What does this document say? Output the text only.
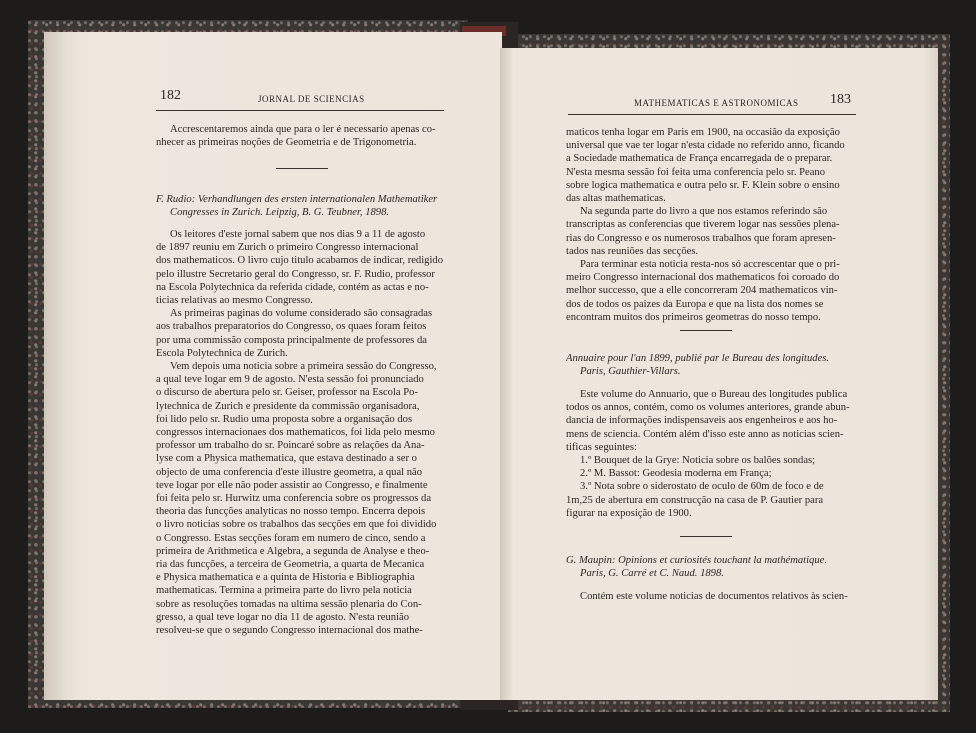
182	JORNAL DE SCIENCIAS
Accrescentaremos ainda que para o ler é necessario apenas co-
nhecer as primeiras noções de Geometria e de Trigonometria.
F. Rudio: Verhandlungen des ersten internationalen Mathematiker
Congresses in Zurich. Leipzig, B. G. Teubner, 1898.
Os leitores d'este jornal sabem que nos dias 9 a 11 de agosto
de 1897 reuniu em Zurich o primeiro Congresso internacional
dos mathematicos. O livro cujo titulo acabamos de indicar, redigido
pelo illustre Secretario geral do Congresso, sr. F. Rudio, professor
na Escola Polytechnica da referida cidade, contém as actas e no-
ticias relativas ao mesmo Congresso.
As primeiras paginas do volume considerado são consagradas
aos trabalhos preparatorios do Congresso, os quaes foram feitos
por uma commissão composta principalmente de professores da
Escola Polytechnica de Zurich.
Vem depois uma noticia sobre a primeira sessão do Congresso,
a qual teve logar em 9 de agosto. N'esta sessão foi pronunciado
o discurso de abertura pelo sr. Geiser, professor na Escola Po-
lytechnica de Zurich e presidente da commissão organisadora,
foi lido pelo sr. Rudio uma proposta sobre a organisação dos
congressos internacionaes dos mathematicos, foi lida pelo mesmo
professor um trabalho do sr. Poincaré sobre as relações da Ana-
lyse com a Physica mathematica, que estava destinado a ser o
objecto de uma conferencia d'este illustre geometra, a qual não
teve logar por elle não poder assistir ao Congresso, e finalmente
foi feita pelo sr. Hurwitz uma conferencia sobre os progressos da
theoria das funcções analyticas no nosso tempo. Encerra depois
o livro noticias sobre os trabalhos das secções em que foi dividido
o Congresso. Estas secções foram em numero de cinco, sendo a
primeira de Arithmetica e Algebra, a segunda de Analyse e theo-
ria das funcções, a terceira de Geometria, a quarta de Mecanica
e Physica mathematica e a quinta de Historia e Bibliographia
mathematicas. Termina a primeira parte do livro pela noticia
sobre as resoluções tomadas na ultima sessão plenaria do Con-
gresso, a qual teve logar no dia 11 de agosto. N'esta reunião
resolveu-se que o segundo Congresso internacional dos mathe-
MATHEMATICAS E ASTRONOMICAS 183
maticos tenha logar em Paris em 1900, na occasião da exposição
universal que vae ter logar n'esta cidade no referido anno, ficando
a Sociedade mathematica de França encarregada de o preparar.
N'esta mesma sessão foi feita uma conferencia pelo sr. Peano
sobre logica mathematica e outra pelo sr. F. Klein sobre o ensino
das altas mathematicas.
Na segunda parte do livro a que nos estamos referindo são
transcriptas as conferencias que tiverem logar nas sessões plena-
rias do Congresso e os numerosos trabalhos que foram apresen-
tados nas reuniões das secções.
Para terminar esta noticia resta-nos só accrescentar que o pri-
meiro Congresso internacional dos mathematicos foi coroado do
melhor successo, que a elle concorreram 204 mathematicos vin-
dos de todos os paizes da Europa e que na lista dos nomes se
encontram muitos dos primeiros geometras do nosso tempo.
Annuaire pour l'an 1899, publié par le Bureau des longitudes.
Paris, Gauthier-Villars.
Este volume do Annuario, que o Bureau des longitudes publica
todos os annos, contém, como os volumes anteriores, grande abun-
dancia de informações indispensaveis aos engenheiros e aos ho-
mens de sciencia. Contém além d'isso este anno as noticias scien-
tificas seguintes:
1.º Bouquet de la Grye: Noticia sobre os balões sondas;
2.º M. Bassot: Geodesia moderna em França;
3.º Nota sobre o siderostato de oculo de 60m de foco e de
1m,25 de abertura em construcção na casa de P. Gautier para
figurar na exposição de 1900.
G. Maupin: Opinions et curiosités touchant la mathématique.
Paris, G. Carré et C. Naud. 1898.
Contém este volume noticias de documentos relativos às scien-
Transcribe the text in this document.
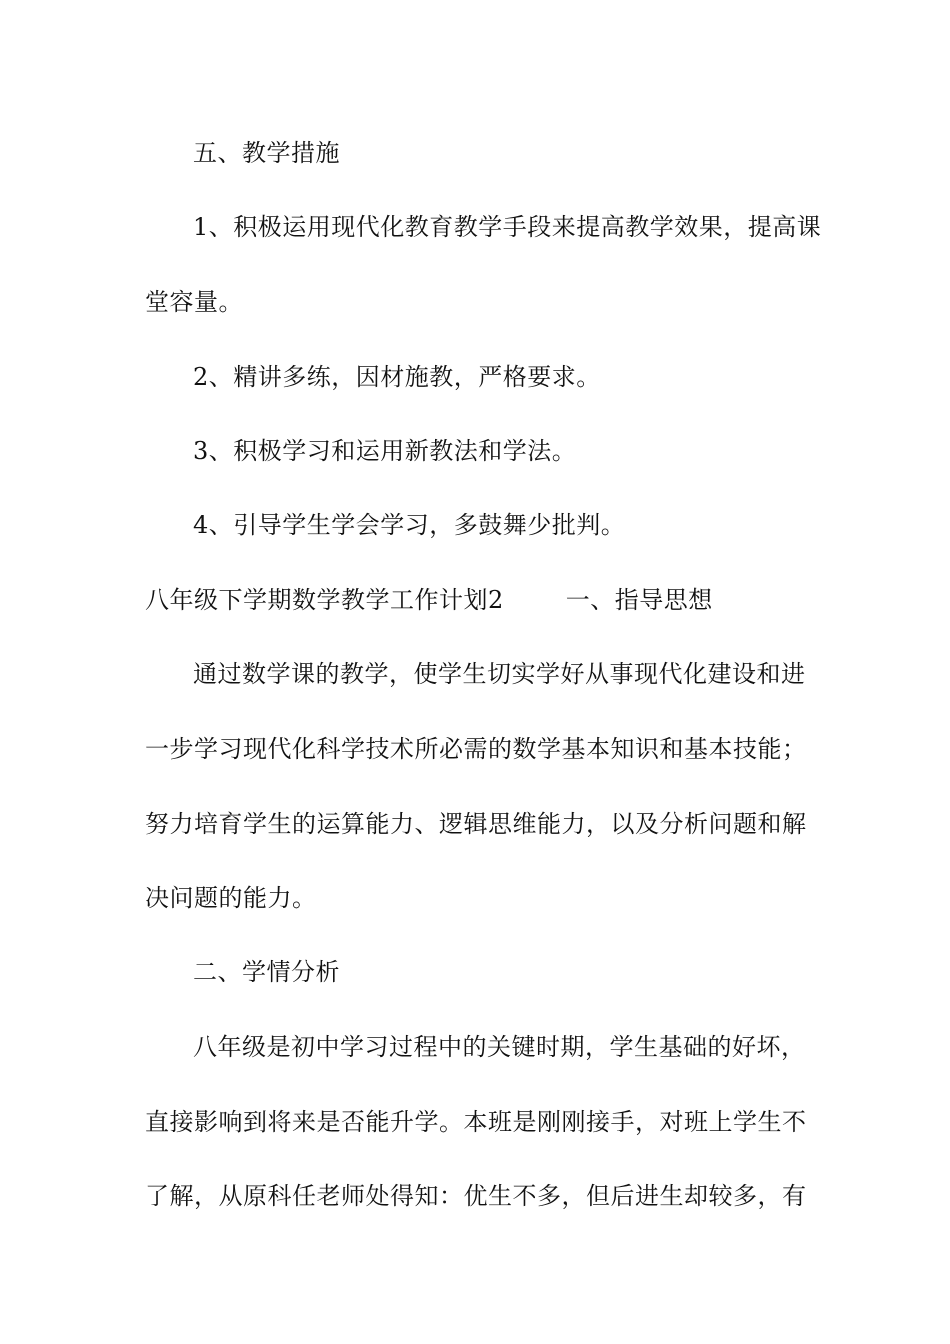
五、教学措施
1、积极运用现代化教育教学手段来提高教学效果，提高课
堂容量。
2、精讲多练，因材施教，严格要求。
3、积极学习和运用新教法和学法。
4、引导学生学会学习，多鼓舞少批判。
八年级下学期数学教学工作计划2	一、指导思想
通过数学课的教学，使学生切实学好从事现代化建设和进
一步学习现代化科学技术所必需的数学基本知识和基本技能；
努力培育学生的运算能力、逻辑思维能力，以及分析问题和解
决问题的能力。
二、学情分析
八年级是初中学习过程中的关键时期，学生基础的好坏，
直接影响到将来是否能升学。本班是刚刚接手，对班上学生不
了解，从原科任老师处得知：优生不多，但后进生却较多，有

:::

Instructions for the task
Make an exact copy of only those lines that run from the line with "Transcribe the text in this document." through the end of the records, excluding pictures.

Result for this task
Transcribe the text in this document.
五、教学措施
1、积极运用现代化教育教学手段来提高教学效果，提高课
堂容量。
2、精讲多练，因材施教，严格要求。
3、积极学习和运用新教法和学法。
4、引导学生学会学习，多鼓舞少批判。
八年级下学期数学教学工作计划2	一、指导思想
通过数学课的教学，使学生切实学好从事现代化建设和进
一步学习现代化科学技术所必需的数学基本知识和基本技能；
努力培育学生的运算能力、逻辑思维能力，以及分析问题和解
决问题的能力。
二、学情分析
八年级是初中学习过程中的关键时期，学生基础的好坏，
直接影响到将来是否能升学。本班是刚刚接手，对班上学生不
了解，从原科任老师处得知：优生不多，但后进生却较多，有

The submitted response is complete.